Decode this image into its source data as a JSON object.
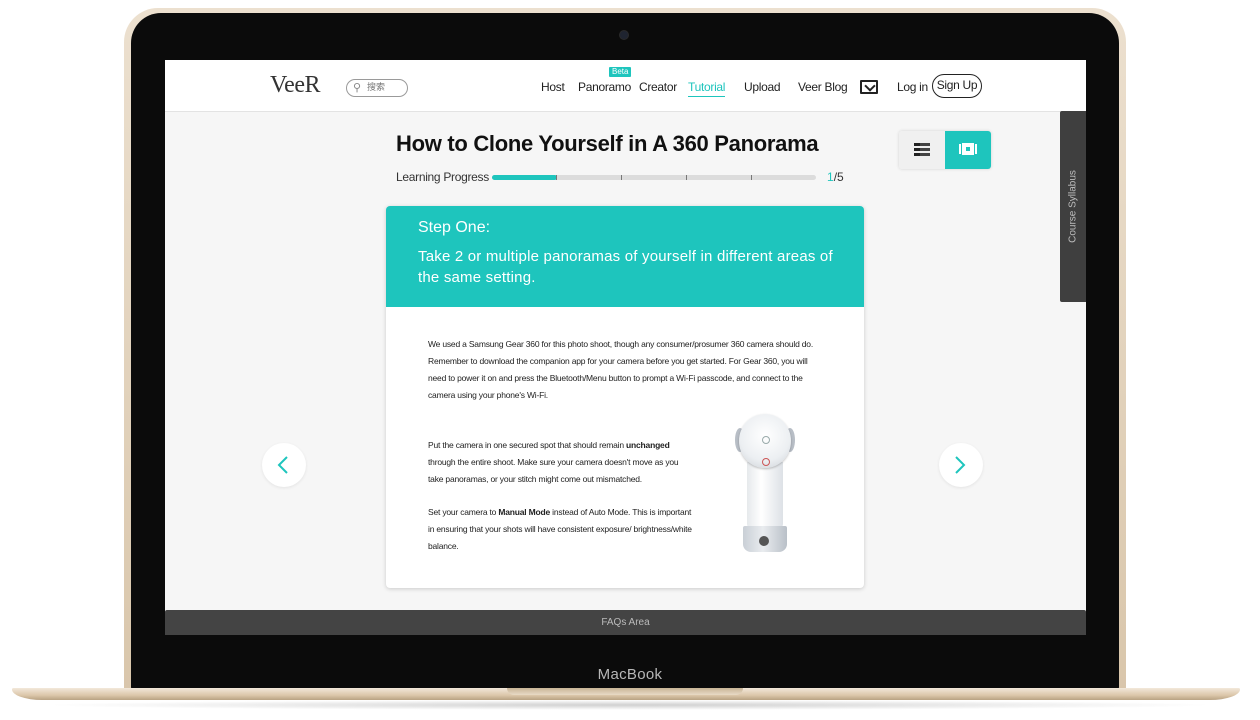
{
  "device": {
    "label": "MacBook"
  },
  "header": {
    "logo": "VeeR",
    "search_placeholder": "搜索",
    "nav": [
      {
        "label": "Host"
      },
      {
        "label": "Panoramo",
        "badge": "Beta"
      },
      {
        "label": "Creator"
      },
      {
        "label": "Tutorial",
        "active": true
      },
      {
        "label": "Upload"
      },
      {
        "label": "Veer Blog"
      }
    ],
    "mail_icon": "mail-icon",
    "login_label": "Log in",
    "signup_label": "Sign Up"
  },
  "lesson": {
    "title": "How to Clone Yourself in A 360 Panorama",
    "progress_label": "Learning Progress",
    "progress_current": "1",
    "progress_total": "/5",
    "progress_fraction": 0.2,
    "progress_steps": 5
  },
  "view_toggle": {
    "list_icon": "list-view-icon",
    "slide_icon": "slide-view-icon",
    "active": "slide"
  },
  "syllabus_tab": "Course Syllabus",
  "card": {
    "step_label": "Step One:",
    "step_title": "Take 2 or multiple panoramas of yourself in different areas of the same setting.",
    "paragraph1": "We used a Samsung Gear 360 for this photo shoot, though any consumer/prosumer 360 camera should do. Remember to download the companion app for your camera before you get started. For Gear 360, you will need to power it on and press the Bluetooth/Menu button to prompt a Wi-Fi passcode, and connect to the camera using your phone's Wi-Fi.",
    "paragraph2_before": "Put the camera in one secured spot that should remain ",
    "paragraph2_bold": "unchanged",
    "paragraph2_after": " through the entire shoot. Make sure your camera doesn't move as you take panoramas, or your stitch might come out mismatched.",
    "paragraph3_before": "Set your camera to ",
    "paragraph3_bold": "Manual Mode",
    "paragraph3_after": " instead of Auto Mode. This is important in ensuring that your shots will have consistent exposure/ brightness/white balance.",
    "image": "gear-360-camera"
  },
  "footer": {
    "faq_label": "FAQs Area"
  },
  "colors": {
    "accent": "#1ec5bd",
    "dark": "#3f3f3f"
  }
}
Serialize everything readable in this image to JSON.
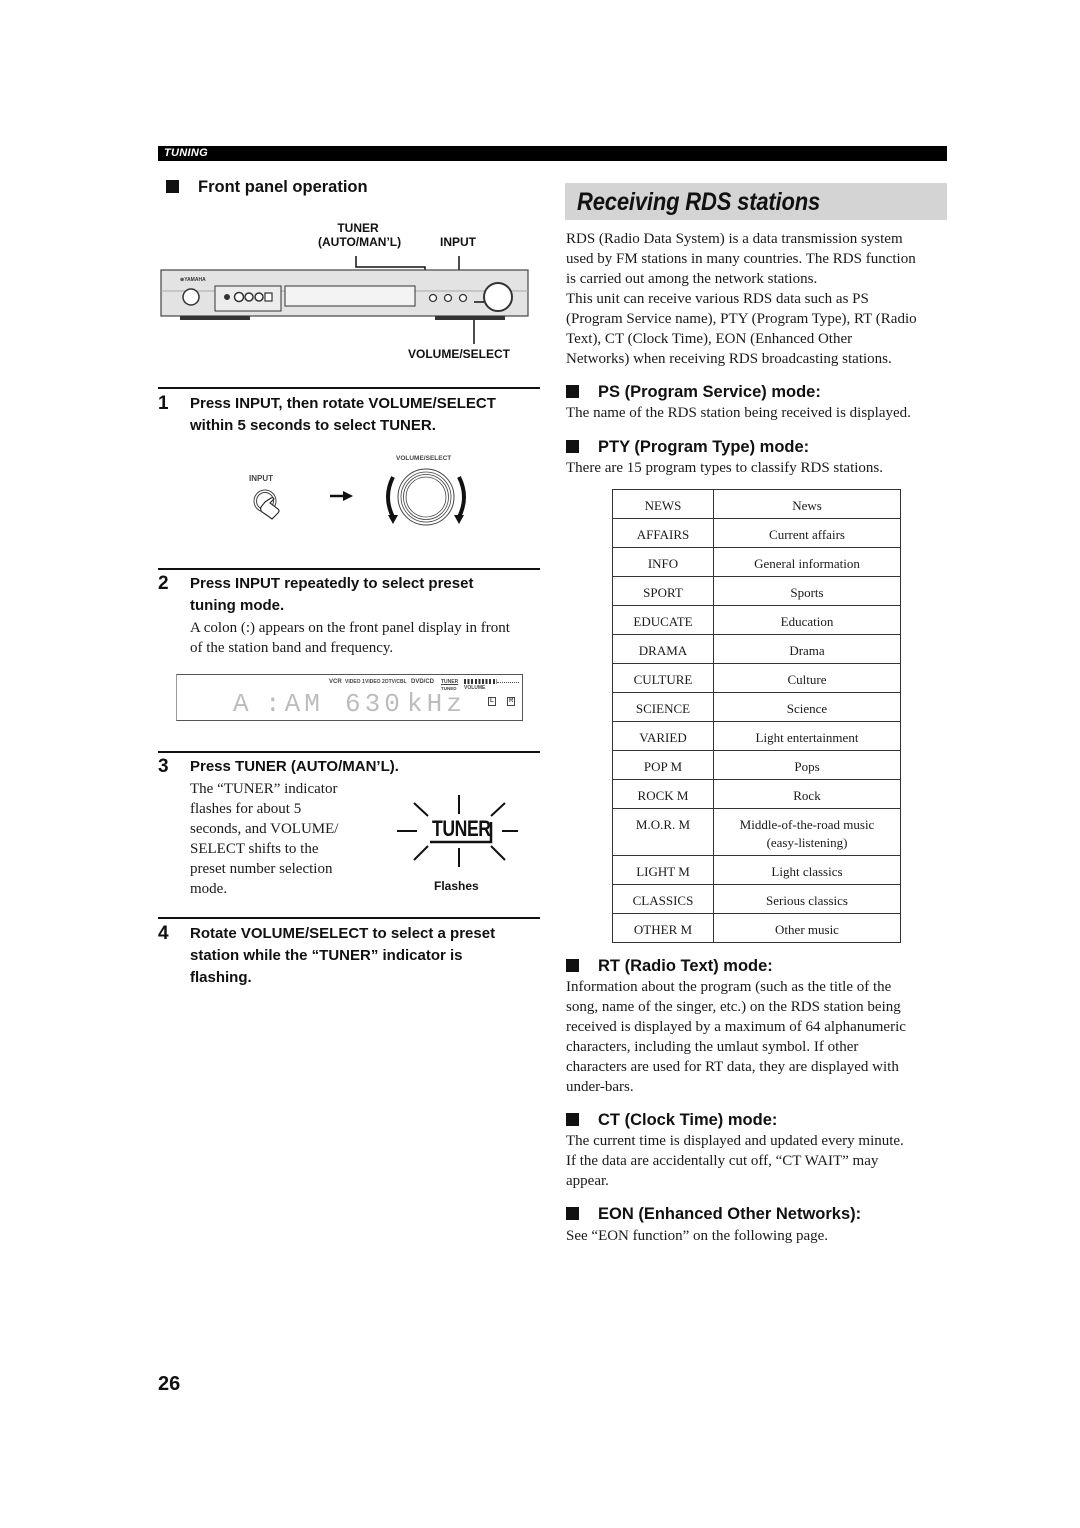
{
  "header": {
    "section_label": "TUNING"
  },
  "left": {
    "front_panel": {
      "heading": "Front panel operation",
      "callouts": {
        "tuner_line1": "TUNER",
        "tuner_line2": "(AUTO/MAN’L)",
        "input": "INPUT",
        "volume_select": "VOLUME/SELECT"
      },
      "device_brand": "YAMAHA"
    },
    "steps": [
      {
        "number": "1",
        "title_line1": "Press INPUT, then rotate VOLUME/SELECT",
        "title_line2": "within 5 seconds to select TUNER.",
        "illustration": {
          "input_label": "INPUT",
          "knob_label": "VOLUME/SELECT"
        }
      },
      {
        "number": "2",
        "title_line1": "Press INPUT repeatedly to select preset",
        "title_line2": "tuning mode.",
        "body_line1": "A colon (:) appears on the front panel display in front",
        "body_line2": "of the station band and frequency.",
        "display": {
          "inputs": [
            "VCR",
            "VIDEO 1",
            "VIDEO 2",
            "DTV/CBL",
            "DVD/CD",
            "TUNER"
          ],
          "sub_label": "TUNED",
          "volume_label": "VOLUME",
          "readout_preset": "A",
          "readout_band": ":AM",
          "readout_freq": "630",
          "readout_unit": "kHz",
          "left_indicator": "L",
          "right_indicator": "R"
        }
      },
      {
        "number": "3",
        "title": "Press TUNER (AUTO/MAN’L).",
        "body_lines": [
          "The “TUNER” indicator",
          "flashes for about 5",
          "seconds, and VOLUME/",
          "SELECT shifts to the",
          "preset number selection",
          "mode."
        ],
        "indicator_text": "TUNER",
        "indicator_caption": "Flashes"
      },
      {
        "number": "4",
        "title_line1": "Rotate VOLUME/SELECT to select a preset",
        "title_line2": "station while the “TUNER” indicator is",
        "title_line3": "flashing."
      }
    ]
  },
  "right": {
    "title": "Receiving RDS stations",
    "intro_lines": [
      "RDS (Radio Data System) is a data transmission system",
      "used by FM stations in many countries. The RDS function",
      "is carried out among the network stations.",
      "This unit can receive various RDS data such as PS",
      "(Program Service name), PTY (Program Type), RT (Radio",
      "Text), CT (Clock Time), EON (Enhanced Other",
      "Networks) when receiving RDS broadcasting stations."
    ],
    "ps": {
      "heading": "PS (Program Service) mode:",
      "body": "The name of the RDS station being received is displayed."
    },
    "pty": {
      "heading": "PTY (Program Type) mode:",
      "body": "There are 15 program types to classify RDS stations.",
      "table": [
        {
          "code": "NEWS",
          "desc": "News"
        },
        {
          "code": "AFFAIRS",
          "desc": "Current affairs"
        },
        {
          "code": "INFO",
          "desc": "General information"
        },
        {
          "code": "SPORT",
          "desc": "Sports"
        },
        {
          "code": "EDUCATE",
          "desc": "Education"
        },
        {
          "code": "DRAMA",
          "desc": "Drama"
        },
        {
          "code": "CULTURE",
          "desc": "Culture"
        },
        {
          "code": "SCIENCE",
          "desc": "Science"
        },
        {
          "code": "VARIED",
          "desc": "Light entertainment"
        },
        {
          "code": "POP M",
          "desc": "Pops"
        },
        {
          "code": "ROCK M",
          "desc": "Rock"
        },
        {
          "code": "M.O.R. M",
          "desc": "Middle-of-the-road music",
          "desc2": "(easy-listening)"
        },
        {
          "code": "LIGHT M",
          "desc": "Light classics"
        },
        {
          "code": "CLASSICS",
          "desc": "Serious classics"
        },
        {
          "code": "OTHER M",
          "desc": "Other music"
        }
      ]
    },
    "rt": {
      "heading": "RT (Radio Text) mode:",
      "body_lines": [
        "Information about the program (such as the title of the",
        "song, name of the singer, etc.) on the RDS station being",
        "received is displayed by a maximum of 64 alphanumeric",
        "characters, including the umlaut symbol. If other",
        "characters are used for RT data, they are displayed with",
        "under-bars."
      ]
    },
    "ct": {
      "heading": "CT (Clock Time) mode:",
      "body_lines": [
        "The current time is displayed and updated every minute.",
        "If the data are accidentally cut off, “CT WAIT” may",
        "appear."
      ]
    },
    "eon": {
      "heading": "EON (Enhanced Other Networks):",
      "body": "See “EON function” on the following page."
    }
  },
  "footer": {
    "page_number": "26"
  }
}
———
▸ Exercise details
Copy every line above word for word and exclude the pictures.

▸ Right answer
Decode this image into its source data as a JSON object.
{
  "device": {
    "label": "MacBook"
  },
  "header": {
    "logo": "VeeR",
    "search_placeholder": "搜索",
    "nav": [
      {
        "label": "Host"
      },
      {
        "label": "Panoramo",
        "badge": "Beta"
      },
      {
        "label": "Creator"
      },
      {
        "label": "Tutorial",
        "active": true
      },
      {
        "label": "Upload"
      },
      {
        "label": "Veer Blog"
      }
    ],
    "mail_icon": "mail-icon",
    "login_label": "Log in",
    "signup_label": "Sign Up"
  },
  "lesson": {
    "title": "How to Clone Yourself in A 360 Panorama",
    "progress_label": "Learning Progress",
    "progress_current": "1",
    "progress_total": "/5",
    "progress_fraction": 0.2,
    "progress_steps": 5
  },
  "view_toggle": {
    "list_icon": "list-view-icon",
    "slide_icon": "slide-view-icon",
    "active": "slide"
  },
  "syllabus_tab": "Course Syllabus",
  "card": {
    "step_label": "Step One:",
    "step_title": "Take 2 or multiple panoramas of yourself in different areas of the same setting.",
    "paragraph1": "We used a Samsung Gear 360 for this photo shoot, though any consumer/prosumer 360 camera should do. Remember to download the companion app for your camera before you get started. For Gear 360, you will need to power it on and press the Bluetooth/Menu button to prompt a Wi-Fi passcode, and connect to the camera using your phone's Wi-Fi.",
    "paragraph2_before": "Put the camera in one secured spot that should remain ",
    "paragraph2_bold": "unchanged",
    "paragraph2_after": " through the entire shoot. Make sure your camera doesn't move as you take panoramas, or your stitch might come out mismatched.",
    "paragraph3_before": "Set your camera to ",
    "paragraph3_bold": "Manual Mode",
    "paragraph3_after": " instead of Auto Mode. This is important in ensuring that your shots will have consistent exposure/ brightness/white balance.",
    "image": "gear-360-camera"
  },
  "footer": {
    "faq_label": "FAQs Area"
  },
  "colors": {
    "accent": "#1ec5bd",
    "dark": "#3f3f3f"
  }
}
Serialize everything readable in this image to JSON.
{
  "header": {
    "section_label": "TUNING"
  },
  "left": {
    "front_panel": {
      "heading": "Front panel operation",
      "callouts": {
        "tuner_line1": "TUNER",
        "tuner_line2": "(AUTO/MAN’L)",
        "input": "INPUT",
        "volume_select": "VOLUME/SELECT"
      },
      "device_brand": "YAMAHA"
    },
    "steps": [
      {
        "number": "1",
        "title_line1": "Press INPUT, then rotate VOLUME/SELECT",
        "title_line2": "within 5 seconds to select TUNER.",
        "illustration": {
          "input_label": "INPUT",
          "knob_label": "VOLUME/SELECT"
        }
      },
      {
        "number": "2",
        "title_line1": "Press INPUT repeatedly to select preset",
        "title_line2": "tuning mode.",
        "body_line1": "A colon (:) appears on the front panel display in front",
        "body_line2": "of the station band and frequency.",
        "display": {
          "inputs": [
            "VCR",
            "VIDEO 1",
            "VIDEO 2",
            "DTV/CBL",
            "DVD/CD",
            "TUNER"
          ],
          "sub_label": "TUNED",
          "volume_label": "VOLUME",
          "readout_preset": "A",
          "readout_band": ":AM",
          "readout_freq": "630",
          "readout_unit": "kHz",
          "left_indicator": "L",
          "right_indicator": "R"
        }
      },
      {
        "number": "3",
        "title": "Press TUNER (AUTO/MAN’L).",
        "body_lines": [
          "The “TUNER” indicator",
          "flashes for about 5",
          "seconds, and VOLUME/",
          "SELECT shifts to the",
          "preset number selection",
          "mode."
        ],
        "indicator_text": "TUNER",
        "indicator_caption": "Flashes"
      },
      {
        "number": "4",
        "title_line1": "Rotate VOLUME/SELECT to select a preset",
        "title_line2": "station while the “TUNER” indicator is",
        "title_line3": "flashing."
      }
    ]
  },
  "right": {
    "title": "Receiving RDS stations",
    "intro_lines": [
      "RDS (Radio Data System) is a data transmission system",
      "used by FM stations in many countries. The RDS function",
      "is carried out among the network stations.",
      "This unit can receive various RDS data such as PS",
      "(Program Service name), PTY (Program Type), RT (Radio",
      "Text), CT (Clock Time), EON (Enhanced Other",
      "Networks) when receiving RDS broadcasting stations."
    ],
    "ps": {
      "heading": "PS (Program Service) mode:",
      "body": "The name of the RDS station being received is displayed."
    },
    "pty": {
      "heading": "PTY (Program Type) mode:",
      "body": "There are 15 program types to classify RDS stations.",
      "table": [
        {
          "code": "NEWS",
          "desc": "News"
        },
        {
          "code": "AFFAIRS",
          "desc": "Current affairs"
        },
        {
          "code": "INFO",
          "desc": "General information"
        },
        {
          "code": "SPORT",
          "desc": "Sports"
        },
        {
          "code": "EDUCATE",
          "desc": "Education"
        },
        {
          "code": "DRAMA",
          "desc": "Drama"
        },
        {
          "code": "CULTURE",
          "desc": "Culture"
        },
        {
          "code": "SCIENCE",
          "desc": "Science"
        },
        {
          "code": "VARIED",
          "desc": "Light entertainment"
        },
        {
          "code": "POP M",
          "desc": "Pops"
        },
        {
          "code": "ROCK M",
          "desc": "Rock"
        },
        {
          "code": "M.O.R. M",
          "desc": "Middle-of-the-road music",
          "desc2": "(easy-listening)"
        },
        {
          "code": "LIGHT M",
          "desc": "Light classics"
        },
        {
          "code": "CLASSICS",
          "desc": "Serious classics"
        },
        {
          "code": "OTHER M",
          "desc": "Other music"
        }
      ]
    },
    "rt": {
      "heading": "RT (Radio Text) mode:",
      "body_lines": [
        "Information about the program (such as the title of the",
        "song, name of the singer, etc.) on the RDS station being",
        "received is displayed by a maximum of 64 alphanumeric",
        "characters, including the umlaut symbol. If other",
        "characters are used for RT data, they are displayed with",
        "under-bars."
      ]
    },
    "ct": {
      "heading": "CT (Clock Time) mode:",
      "body_lines": [
        "The current time is displayed and updated every minute.",
        "If the data are accidentally cut off, “CT WAIT” may",
        "appear."
      ]
    },
    "eon": {
      "heading": "EON (Enhanced Other Networks):",
      "body": "See “EON function” on the following page."
    }
  },
  "footer": {
    "page_number": "26"
  }
}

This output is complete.